● **Travail demandé**
Renvoyez à l'identique toutes les lignes des enregistrements qui suivent, sans en modifier aucune.

[Listes de zones d'éléments]
****************
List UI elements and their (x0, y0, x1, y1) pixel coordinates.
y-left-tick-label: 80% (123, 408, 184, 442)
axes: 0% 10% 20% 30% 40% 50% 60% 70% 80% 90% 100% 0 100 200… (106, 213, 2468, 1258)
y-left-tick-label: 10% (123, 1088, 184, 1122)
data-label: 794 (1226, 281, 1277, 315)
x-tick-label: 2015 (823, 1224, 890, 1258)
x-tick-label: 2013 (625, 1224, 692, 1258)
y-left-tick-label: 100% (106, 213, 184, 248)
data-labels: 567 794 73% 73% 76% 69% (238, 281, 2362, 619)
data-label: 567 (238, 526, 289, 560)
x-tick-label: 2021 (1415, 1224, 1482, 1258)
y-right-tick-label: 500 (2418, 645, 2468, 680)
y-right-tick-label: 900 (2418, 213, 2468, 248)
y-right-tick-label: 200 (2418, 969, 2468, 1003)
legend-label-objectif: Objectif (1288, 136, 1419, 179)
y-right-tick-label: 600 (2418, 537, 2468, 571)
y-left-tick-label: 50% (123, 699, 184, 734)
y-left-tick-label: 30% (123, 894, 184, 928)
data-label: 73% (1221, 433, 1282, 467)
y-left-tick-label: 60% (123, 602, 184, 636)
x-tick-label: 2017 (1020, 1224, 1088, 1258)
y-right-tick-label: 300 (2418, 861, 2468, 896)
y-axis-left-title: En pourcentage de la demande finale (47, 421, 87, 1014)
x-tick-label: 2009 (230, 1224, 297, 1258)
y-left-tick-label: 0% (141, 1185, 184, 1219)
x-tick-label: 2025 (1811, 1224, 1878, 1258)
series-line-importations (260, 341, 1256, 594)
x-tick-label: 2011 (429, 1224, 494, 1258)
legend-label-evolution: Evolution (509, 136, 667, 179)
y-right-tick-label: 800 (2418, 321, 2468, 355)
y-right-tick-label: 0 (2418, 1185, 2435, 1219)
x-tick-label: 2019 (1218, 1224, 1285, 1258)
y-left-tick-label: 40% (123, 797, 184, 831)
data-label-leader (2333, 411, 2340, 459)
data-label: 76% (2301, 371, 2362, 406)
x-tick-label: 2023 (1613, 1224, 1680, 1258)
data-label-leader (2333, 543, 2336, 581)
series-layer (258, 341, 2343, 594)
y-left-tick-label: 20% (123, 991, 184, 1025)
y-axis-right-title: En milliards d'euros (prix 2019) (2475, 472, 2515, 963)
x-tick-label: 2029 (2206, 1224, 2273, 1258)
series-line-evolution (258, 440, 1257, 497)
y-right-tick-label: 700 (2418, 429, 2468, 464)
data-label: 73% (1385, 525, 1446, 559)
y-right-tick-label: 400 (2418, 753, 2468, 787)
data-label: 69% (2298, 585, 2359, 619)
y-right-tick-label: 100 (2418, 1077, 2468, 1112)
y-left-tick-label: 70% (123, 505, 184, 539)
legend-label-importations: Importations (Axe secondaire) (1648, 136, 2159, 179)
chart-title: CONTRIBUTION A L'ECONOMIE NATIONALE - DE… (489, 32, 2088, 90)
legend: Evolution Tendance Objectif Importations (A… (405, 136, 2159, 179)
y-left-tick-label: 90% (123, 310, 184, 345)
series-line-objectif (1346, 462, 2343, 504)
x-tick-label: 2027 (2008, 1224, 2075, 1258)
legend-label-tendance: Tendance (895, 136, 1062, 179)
****************
● **Résultat ci-dessous**
List UI elements and their (x0, y0, x1, y1) pixel coordinates.
y-left-tick-label: 80% (123, 408, 184, 442)
axes: 0% 10% 20% 30% 40% 50% 60% 70% 80% 90% 100% 0 100 200… (106, 213, 2468, 1258)
y-left-tick-label: 10% (123, 1088, 184, 1122)
data-label: 794 (1226, 281, 1277, 315)
x-tick-label: 2015 (823, 1224, 890, 1258)
x-tick-label: 2013 (625, 1224, 692, 1258)
y-left-tick-label: 100% (106, 213, 184, 248)
data-labels: 567 794 73% 73% 76% 69% (238, 281, 2362, 619)
data-label: 567 (238, 526, 289, 560)
x-tick-label: 2021 (1415, 1224, 1482, 1258)
y-right-tick-label: 500 (2418, 645, 2468, 680)
y-right-tick-label: 900 (2418, 213, 2468, 248)
y-right-tick-label: 200 (2418, 969, 2468, 1003)
legend-label-objectif: Objectif (1288, 136, 1419, 179)
y-right-tick-label: 600 (2418, 537, 2468, 571)
y-left-tick-label: 50% (123, 699, 184, 734)
y-left-tick-label: 30% (123, 894, 184, 928)
data-label: 73% (1221, 433, 1282, 467)
y-left-tick-label: 60% (123, 602, 184, 636)
x-tick-label: 2017 (1020, 1224, 1088, 1258)
y-right-tick-label: 300 (2418, 861, 2468, 896)
y-axis-left-title: En pourcentage de la demande finale (47, 421, 87, 1014)
x-tick-label: 2009 (230, 1224, 297, 1258)
y-left-tick-label: 0% (141, 1185, 184, 1219)
x-tick-label: 2025 (1811, 1224, 1878, 1258)
series-line-importations (260, 341, 1256, 594)
x-tick-label: 2011 (429, 1224, 494, 1258)
legend-label-evolution: Evolution (509, 136, 667, 179)
y-right-tick-label: 800 (2418, 321, 2468, 355)
y-right-tick-label: 0 (2418, 1185, 2435, 1219)
x-tick-label: 2019 (1218, 1224, 1285, 1258)
y-left-tick-label: 40% (123, 797, 184, 831)
data-label-leader (2333, 411, 2340, 459)
data-label: 76% (2301, 371, 2362, 406)
x-tick-label: 2023 (1613, 1224, 1680, 1258)
data-label-leader (2333, 543, 2336, 581)
series-layer (258, 341, 2343, 594)
y-left-tick-label: 20% (123, 991, 184, 1025)
y-axis-right-title: En milliards d'euros (prix 2019) (2475, 472, 2515, 963)
x-tick-label: 2029 (2206, 1224, 2273, 1258)
series-line-evolution (258, 440, 1257, 497)
y-right-tick-label: 700 (2418, 429, 2468, 464)
data-label: 73% (1385, 525, 1446, 559)
y-right-tick-label: 400 (2418, 753, 2468, 787)
data-label: 69% (2298, 585, 2359, 619)
y-right-tick-label: 100 (2418, 1077, 2468, 1112)
y-left-tick-label: 70% (123, 505, 184, 539)
legend-label-importations: Importations (Axe secondaire) (1648, 136, 2159, 179)
chart-title: CONTRIBUTION A L'ECONOMIE NATIONALE - DE… (489, 32, 2088, 90)
legend: Evolution Tendance Objectif Importations (A… (405, 136, 2159, 179)
y-left-tick-label: 90% (123, 310, 184, 345)
series-line-objectif (1346, 462, 2343, 504)
x-tick-label: 2027 (2008, 1224, 2075, 1258)
legend-label-tendance: Tendance (895, 136, 1062, 179)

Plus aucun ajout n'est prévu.